----- Data supplied -----

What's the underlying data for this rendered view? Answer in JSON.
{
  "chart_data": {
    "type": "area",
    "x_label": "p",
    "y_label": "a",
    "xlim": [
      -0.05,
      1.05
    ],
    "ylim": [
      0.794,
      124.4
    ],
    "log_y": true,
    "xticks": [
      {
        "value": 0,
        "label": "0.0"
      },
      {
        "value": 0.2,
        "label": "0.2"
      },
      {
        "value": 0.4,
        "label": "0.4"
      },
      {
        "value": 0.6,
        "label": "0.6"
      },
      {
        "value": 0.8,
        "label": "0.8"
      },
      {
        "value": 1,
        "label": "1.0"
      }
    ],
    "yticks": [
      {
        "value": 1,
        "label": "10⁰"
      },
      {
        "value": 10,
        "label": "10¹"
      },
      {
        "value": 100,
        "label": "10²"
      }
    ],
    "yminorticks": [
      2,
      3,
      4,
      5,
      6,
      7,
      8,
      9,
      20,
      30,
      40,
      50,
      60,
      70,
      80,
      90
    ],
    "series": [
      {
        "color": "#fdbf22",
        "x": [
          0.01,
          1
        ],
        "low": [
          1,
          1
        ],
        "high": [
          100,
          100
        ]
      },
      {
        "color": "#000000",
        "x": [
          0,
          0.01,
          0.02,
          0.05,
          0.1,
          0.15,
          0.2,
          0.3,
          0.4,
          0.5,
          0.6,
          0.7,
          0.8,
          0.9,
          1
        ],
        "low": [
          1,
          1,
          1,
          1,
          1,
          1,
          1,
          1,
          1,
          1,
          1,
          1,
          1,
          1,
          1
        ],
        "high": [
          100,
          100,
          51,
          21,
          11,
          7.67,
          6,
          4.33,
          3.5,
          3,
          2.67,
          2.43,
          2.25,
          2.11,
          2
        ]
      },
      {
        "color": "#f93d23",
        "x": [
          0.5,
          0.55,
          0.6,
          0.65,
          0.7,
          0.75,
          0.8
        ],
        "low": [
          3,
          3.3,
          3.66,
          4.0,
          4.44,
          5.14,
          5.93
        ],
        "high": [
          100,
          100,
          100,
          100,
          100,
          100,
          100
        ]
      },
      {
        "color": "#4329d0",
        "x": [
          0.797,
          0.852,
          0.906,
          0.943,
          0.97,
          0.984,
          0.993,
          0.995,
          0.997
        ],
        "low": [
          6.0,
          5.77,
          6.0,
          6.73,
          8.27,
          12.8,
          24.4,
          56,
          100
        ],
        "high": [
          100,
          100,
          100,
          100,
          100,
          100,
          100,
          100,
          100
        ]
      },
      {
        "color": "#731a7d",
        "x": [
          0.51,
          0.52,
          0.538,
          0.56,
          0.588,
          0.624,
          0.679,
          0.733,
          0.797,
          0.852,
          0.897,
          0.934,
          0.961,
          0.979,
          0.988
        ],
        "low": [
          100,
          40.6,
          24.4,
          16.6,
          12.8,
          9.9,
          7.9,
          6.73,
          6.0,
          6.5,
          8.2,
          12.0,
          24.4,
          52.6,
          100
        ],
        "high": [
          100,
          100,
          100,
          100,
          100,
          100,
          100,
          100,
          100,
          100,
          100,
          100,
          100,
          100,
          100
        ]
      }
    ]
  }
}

-----

What the exercise asks>
In the entries above, locate every line with the word "value" and copy it.

Result of this task>
        "value": 0,
        "value": 0.2,
        "value": 0.4,
        "value": 0.6,
        "value": 0.8,
        "value": 1,
        "value": 1,
        "value": 10,
        "value": 100,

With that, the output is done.